Start of EXERCISE DATA

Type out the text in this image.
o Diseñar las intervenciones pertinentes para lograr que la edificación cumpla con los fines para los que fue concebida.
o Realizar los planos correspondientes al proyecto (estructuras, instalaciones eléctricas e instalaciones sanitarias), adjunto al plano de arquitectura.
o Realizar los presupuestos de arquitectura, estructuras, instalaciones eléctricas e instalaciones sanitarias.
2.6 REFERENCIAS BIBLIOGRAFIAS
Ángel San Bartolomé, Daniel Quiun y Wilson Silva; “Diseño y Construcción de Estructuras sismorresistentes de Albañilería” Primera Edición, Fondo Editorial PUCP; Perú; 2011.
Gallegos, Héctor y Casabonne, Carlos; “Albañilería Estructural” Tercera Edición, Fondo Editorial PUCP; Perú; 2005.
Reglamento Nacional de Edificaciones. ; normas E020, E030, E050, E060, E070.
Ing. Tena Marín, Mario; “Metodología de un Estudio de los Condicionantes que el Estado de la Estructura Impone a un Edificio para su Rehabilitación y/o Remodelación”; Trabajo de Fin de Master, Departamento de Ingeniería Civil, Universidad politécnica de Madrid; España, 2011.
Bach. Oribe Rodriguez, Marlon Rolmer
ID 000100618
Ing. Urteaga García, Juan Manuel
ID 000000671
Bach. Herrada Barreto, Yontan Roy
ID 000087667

End of EXERCISE DATA

STATED TASK: Copy out the material word for word and line for line.

FULL SOLUTION:
Type out the text in this image.
o Diseñar las intervenciones pertinentes para lograr que la edificación cumpla con los fines para los que fue concebida.
o Realizar los planos correspondientes al proyecto (estructuras, instalaciones eléctricas e instalaciones sanitarias), adjunto al plano de arquitectura.
o Realizar los presupuestos de arquitectura, estructuras, instalaciones eléctricas e instalaciones sanitarias.
2.6 REFERENCIAS BIBLIOGRAFIAS
Ángel San Bartolomé, Daniel Quiun y Wilson Silva; “Diseño y Construcción de Estructuras sismorresistentes de Albañilería” Primera Edición, Fondo Editorial PUCP; Perú; 2011.
Gallegos, Héctor y Casabonne, Carlos; “Albañilería Estructural” Tercera Edición, Fondo Editorial PUCP; Perú; 2005.
Reglamento Nacional de Edificaciones. ; normas E020, E030, E050, E060, E070.
Ing. Tena Marín, Mario; “Metodología de un Estudio de los Condicionantes que el Estado de la Estructura Impone a un Edificio para su Rehabilitación y/o Remodelación”; Trabajo de Fin de Master, Departamento de Ingeniería Civil, Universidad politécnica de Madrid; España, 2011.
Bach. Oribe Rodriguez, Marlon Rolmer
ID 000100618
Ing. Urteaga García, Juan Manuel
ID 000000671
Bach. Herrada Barreto, Yontan Roy
ID 000087667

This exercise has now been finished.